_Problem statement_.
Repeat every record below exactly, but leave out any pictures.
***** Material for this exercise *****
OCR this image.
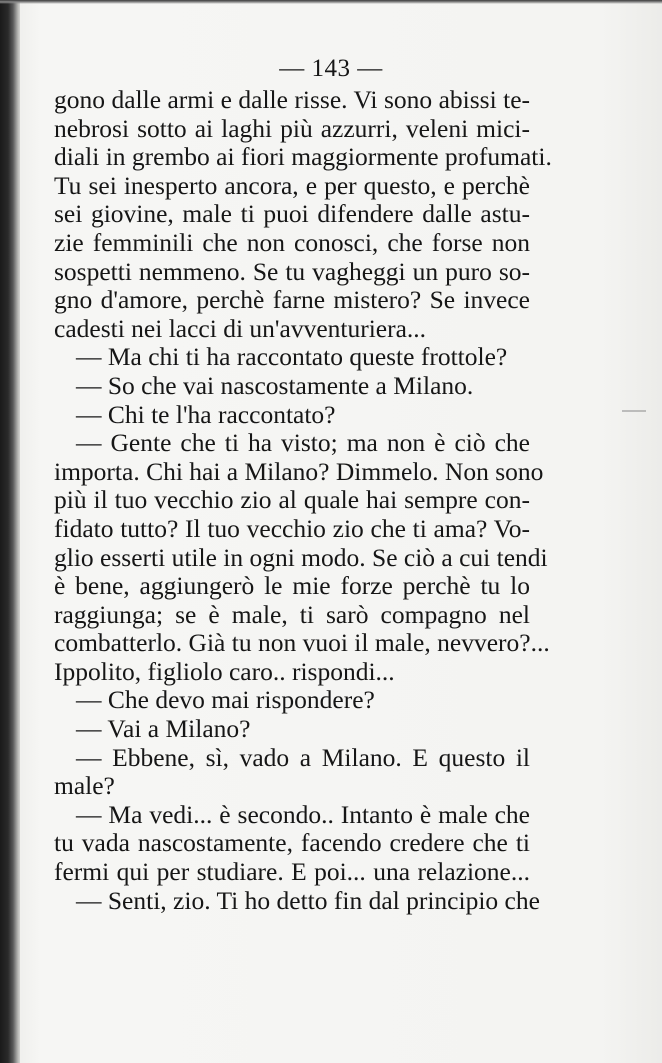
— 143 —
gono dalle armi e dalle risse. Vi sono abissi te-
nebrosi sotto ai laghi più azzurri, veleni mici-
diali in grembo ai fiori maggiormente profumati.
Tu sei inesperto ancora, e per questo, e perchè
sei giovine, male ti puoi difendere dalle astu-
zie femminili che non conosci, che forse non
sospetti nemmeno. Se tu vagheggi un puro so-
gno d'amore, perchè farne mistero? Se invece
cadesti nei lacci di un'avventuriera...
— Ma chi ti ha raccontato queste frottole?
— So che vai nascostamente a Milano.
— Chi te l'ha raccontato?
— Gente che ti ha visto; ma non è ciò che
importa. Chi hai a Milano? Dimmelo. Non sono
più il tuo vecchio zio al quale hai sempre con-
fidato tutto? Il tuo vecchio zio che ti ama? Vo-
glio esserti utile in ogni modo. Se ciò a cui tendi
è bene, aggiungerò le mie forze perchè tu lo
raggiunga; se è male, ti sarò compagno nel
combatterlo. Già tu non vuoi il male, nevvero?...
Ippolito, figliolo caro.. rispondi...
— Che devo mai rispondere?
— Vai a Milano?
— Ebbene, sì, vado a Milano. E questo il
male?
— Ma vedi... è secondo.. Intanto è male che
tu vada nascostamente, facendo credere che ti
fermi qui per studiare. E poi... una relazione...
— Senti, zio. Ti ho detto fin dal principio che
*****
_Correct result_.
OCR this image.
— 143 —
gono dalle armi e dalle risse. Vi sono abissi te-
nebrosi sotto ai laghi più azzurri, veleni mici-
diali in grembo ai fiori maggiormente profumati.
Tu sei inesperto ancora, e per questo, e perchè
sei giovine, male ti puoi difendere dalle astu-
zie femminili che non conosci, che forse non
sospetti nemmeno. Se tu vagheggi un puro so-
gno d'amore, perchè farne mistero? Se invece
cadesti nei lacci di un'avventuriera...
— Ma chi ti ha raccontato queste frottole?
— So che vai nascostamente a Milano.
— Chi te l'ha raccontato?
— Gente che ti ha visto; ma non è ciò che
importa. Chi hai a Milano? Dimmelo. Non sono
più il tuo vecchio zio al quale hai sempre con-
fidato tutto? Il tuo vecchio zio che ti ama? Vo-
glio esserti utile in ogni modo. Se ciò a cui tendi
è bene, aggiungerò le mie forze perchè tu lo
raggiunga; se è male, ti sarò compagno nel
combatterlo. Già tu non vuoi il male, nevvero?...
Ippolito, figliolo caro.. rispondi...
— Che devo mai rispondere?
— Vai a Milano?
— Ebbene, sì, vado a Milano. E questo il
male?
— Ma vedi... è secondo.. Intanto è male che
tu vada nascostamente, facendo credere che ti
fermi qui per studiare. E poi... una relazione...
— Senti, zio. Ti ho detto fin dal principio che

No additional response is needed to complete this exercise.